__SET PROBLEM__.
Return the listing below word for word.

[Records from a data source]
^^^^^^^^^^^^^^^^

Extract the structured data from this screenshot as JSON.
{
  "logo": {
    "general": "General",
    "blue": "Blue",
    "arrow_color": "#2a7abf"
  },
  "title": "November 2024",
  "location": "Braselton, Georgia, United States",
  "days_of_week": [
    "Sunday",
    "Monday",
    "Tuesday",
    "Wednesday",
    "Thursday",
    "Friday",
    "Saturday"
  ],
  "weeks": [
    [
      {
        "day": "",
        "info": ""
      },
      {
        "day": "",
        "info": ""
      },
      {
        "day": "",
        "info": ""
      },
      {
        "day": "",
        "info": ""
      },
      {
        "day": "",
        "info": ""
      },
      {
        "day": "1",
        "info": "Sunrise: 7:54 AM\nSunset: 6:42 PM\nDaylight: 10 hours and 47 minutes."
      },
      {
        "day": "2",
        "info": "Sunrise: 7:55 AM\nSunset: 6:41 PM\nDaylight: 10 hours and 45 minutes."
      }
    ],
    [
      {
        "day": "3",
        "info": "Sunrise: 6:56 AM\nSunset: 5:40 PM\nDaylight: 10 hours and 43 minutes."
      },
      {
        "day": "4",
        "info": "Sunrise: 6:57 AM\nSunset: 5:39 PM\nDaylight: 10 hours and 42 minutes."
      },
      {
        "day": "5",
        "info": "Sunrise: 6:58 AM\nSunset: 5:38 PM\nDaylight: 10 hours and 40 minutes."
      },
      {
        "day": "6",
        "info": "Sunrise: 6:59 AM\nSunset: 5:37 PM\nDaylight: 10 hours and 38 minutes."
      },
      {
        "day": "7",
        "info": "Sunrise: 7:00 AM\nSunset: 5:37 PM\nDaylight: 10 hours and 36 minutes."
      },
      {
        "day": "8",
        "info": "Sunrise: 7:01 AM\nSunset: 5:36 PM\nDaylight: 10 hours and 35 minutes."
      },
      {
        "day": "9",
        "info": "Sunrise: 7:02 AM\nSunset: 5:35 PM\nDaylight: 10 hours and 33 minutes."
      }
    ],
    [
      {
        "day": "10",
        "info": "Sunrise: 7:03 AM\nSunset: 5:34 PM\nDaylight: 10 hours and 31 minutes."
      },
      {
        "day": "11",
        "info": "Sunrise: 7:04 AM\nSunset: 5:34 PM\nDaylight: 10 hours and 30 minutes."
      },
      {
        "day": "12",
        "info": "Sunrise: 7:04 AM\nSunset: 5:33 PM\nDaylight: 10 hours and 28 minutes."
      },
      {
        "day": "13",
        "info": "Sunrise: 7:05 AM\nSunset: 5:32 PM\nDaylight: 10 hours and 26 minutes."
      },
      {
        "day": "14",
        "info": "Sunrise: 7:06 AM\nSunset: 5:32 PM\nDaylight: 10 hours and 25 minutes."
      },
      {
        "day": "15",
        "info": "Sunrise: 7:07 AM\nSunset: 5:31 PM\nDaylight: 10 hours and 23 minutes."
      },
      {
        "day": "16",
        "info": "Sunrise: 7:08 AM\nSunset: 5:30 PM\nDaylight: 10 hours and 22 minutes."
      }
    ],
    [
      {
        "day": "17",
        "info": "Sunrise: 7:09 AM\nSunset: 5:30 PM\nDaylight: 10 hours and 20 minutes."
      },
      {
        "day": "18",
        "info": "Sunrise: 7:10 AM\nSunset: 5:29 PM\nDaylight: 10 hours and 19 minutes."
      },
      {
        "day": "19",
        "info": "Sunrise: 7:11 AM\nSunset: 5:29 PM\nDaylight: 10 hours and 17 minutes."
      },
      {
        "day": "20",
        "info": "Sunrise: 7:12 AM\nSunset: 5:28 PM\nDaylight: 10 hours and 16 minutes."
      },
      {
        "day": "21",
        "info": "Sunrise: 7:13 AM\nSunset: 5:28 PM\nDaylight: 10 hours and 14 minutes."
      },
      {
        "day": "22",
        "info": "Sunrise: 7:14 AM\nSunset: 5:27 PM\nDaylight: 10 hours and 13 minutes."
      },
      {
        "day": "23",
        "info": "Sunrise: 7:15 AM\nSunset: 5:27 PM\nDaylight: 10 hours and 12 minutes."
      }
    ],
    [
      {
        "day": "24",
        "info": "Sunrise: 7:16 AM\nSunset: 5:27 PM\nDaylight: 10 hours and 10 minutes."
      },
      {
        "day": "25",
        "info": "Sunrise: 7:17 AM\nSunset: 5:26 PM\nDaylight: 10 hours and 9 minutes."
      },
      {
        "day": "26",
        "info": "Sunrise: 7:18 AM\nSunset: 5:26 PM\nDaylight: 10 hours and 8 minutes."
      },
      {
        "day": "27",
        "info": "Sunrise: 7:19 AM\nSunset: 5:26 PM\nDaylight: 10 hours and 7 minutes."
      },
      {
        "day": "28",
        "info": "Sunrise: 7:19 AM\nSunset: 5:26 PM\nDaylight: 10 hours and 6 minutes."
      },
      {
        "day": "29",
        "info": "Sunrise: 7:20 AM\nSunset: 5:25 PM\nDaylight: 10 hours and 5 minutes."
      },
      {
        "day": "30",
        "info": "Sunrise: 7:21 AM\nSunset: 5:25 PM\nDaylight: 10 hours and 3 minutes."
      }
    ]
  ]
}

^^^^^^^^^^^^^^^^

__CORRECT OUTPUT__.
Extract the structured data from this screenshot as JSON.
{
  "logo": {
    "general": "General",
    "blue": "Blue",
    "arrow_color": "#2a7abf"
  },
  "title": "November 2024",
  "location": "Braselton, Georgia, United States",
  "days_of_week": [
    "Sunday",
    "Monday",
    "Tuesday",
    "Wednesday",
    "Thursday",
    "Friday",
    "Saturday"
  ],
  "weeks": [
    [
      {
        "day": "",
        "info": ""
      },
      {
        "day": "",
        "info": ""
      },
      {
        "day": "",
        "info": ""
      },
      {
        "day": "",
        "info": ""
      },
      {
        "day": "",
        "info": ""
      },
      {
        "day": "1",
        "info": "Sunrise: 7:54 AM\nSunset: 6:42 PM\nDaylight: 10 hours and 47 minutes."
      },
      {
        "day": "2",
        "info": "Sunrise: 7:55 AM\nSunset: 6:41 PM\nDaylight: 10 hours and 45 minutes."
      }
    ],
    [
      {
        "day": "3",
        "info": "Sunrise: 6:56 AM\nSunset: 5:40 PM\nDaylight: 10 hours and 43 minutes."
      },
      {
        "day": "4",
        "info": "Sunrise: 6:57 AM\nSunset: 5:39 PM\nDaylight: 10 hours and 42 minutes."
      },
      {
        "day": "5",
        "info": "Sunrise: 6:58 AM\nSunset: 5:38 PM\nDaylight: 10 hours and 40 minutes."
      },
      {
        "day": "6",
        "info": "Sunrise: 6:59 AM\nSunset: 5:37 PM\nDaylight: 10 hours and 38 minutes."
      },
      {
        "day": "7",
        "info": "Sunrise: 7:00 AM\nSunset: 5:37 PM\nDaylight: 10 hours and 36 minutes."
      },
      {
        "day": "8",
        "info": "Sunrise: 7:01 AM\nSunset: 5:36 PM\nDaylight: 10 hours and 35 minutes."
      },
      {
        "day": "9",
        "info": "Sunrise: 7:02 AM\nSunset: 5:35 PM\nDaylight: 10 hours and 33 minutes."
      }
    ],
    [
      {
        "day": "10",
        "info": "Sunrise: 7:03 AM\nSunset: 5:34 PM\nDaylight: 10 hours and 31 minutes."
      },
      {
        "day": "11",
        "info": "Sunrise: 7:04 AM\nSunset: 5:34 PM\nDaylight: 10 hours and 30 minutes."
      },
      {
        "day": "12",
        "info": "Sunrise: 7:04 AM\nSunset: 5:33 PM\nDaylight: 10 hours and 28 minutes."
      },
      {
        "day": "13",
        "info": "Sunrise: 7:05 AM\nSunset: 5:32 PM\nDaylight: 10 hours and 26 minutes."
      },
      {
        "day": "14",
        "info": "Sunrise: 7:06 AM\nSunset: 5:32 PM\nDaylight: 10 hours and 25 minutes."
      },
      {
        "day": "15",
        "info": "Sunrise: 7:07 AM\nSunset: 5:31 PM\nDaylight: 10 hours and 23 minutes."
      },
      {
        "day": "16",
        "info": "Sunrise: 7:08 AM\nSunset: 5:30 PM\nDaylight: 10 hours and 22 minutes."
      }
    ],
    [
      {
        "day": "17",
        "info": "Sunrise: 7:09 AM\nSunset: 5:30 PM\nDaylight: 10 hours and 20 minutes."
      },
      {
        "day": "18",
        "info": "Sunrise: 7:10 AM\nSunset: 5:29 PM\nDaylight: 10 hours and 19 minutes."
      },
      {
        "day": "19",
        "info": "Sunrise: 7:11 AM\nSunset: 5:29 PM\nDaylight: 10 hours and 17 minutes."
      },
      {
        "day": "20",
        "info": "Sunrise: 7:12 AM\nSunset: 5:28 PM\nDaylight: 10 hours and 16 minutes."
      },
      {
        "day": "21",
        "info": "Sunrise: 7:13 AM\nSunset: 5:28 PM\nDaylight: 10 hours and 14 minutes."
      },
      {
        "day": "22",
        "info": "Sunrise: 7:14 AM\nSunset: 5:27 PM\nDaylight: 10 hours and 13 minutes."
      },
      {
        "day": "23",
        "info": "Sunrise: 7:15 AM\nSunset: 5:27 PM\nDaylight: 10 hours and 12 minutes."
      }
    ],
    [
      {
        "day": "24",
        "info": "Sunrise: 7:16 AM\nSunset: 5:27 PM\nDaylight: 10 hours and 10 minutes."
      },
      {
        "day": "25",
        "info": "Sunrise: 7:17 AM\nSunset: 5:26 PM\nDaylight: 10 hours and 9 minutes."
      },
      {
        "day": "26",
        "info": "Sunrise: 7:18 AM\nSunset: 5:26 PM\nDaylight: 10 hours and 8 minutes."
      },
      {
        "day": "27",
        "info": "Sunrise: 7:19 AM\nSunset: 5:26 PM\nDaylight: 10 hours and 7 minutes."
      },
      {
        "day": "28",
        "info": "Sunrise: 7:19 AM\nSunset: 5:26 PM\nDaylight: 10 hours and 6 minutes."
      },
      {
        "day": "29",
        "info": "Sunrise: 7:20 AM\nSunset: 5:25 PM\nDaylight: 10 hours and 5 minutes."
      },
      {
        "day": "30",
        "info": "Sunrise: 7:21 AM\nSunset: 5:25 PM\nDaylight: 10 hours and 3 minutes."
      }
    ]
  ]
}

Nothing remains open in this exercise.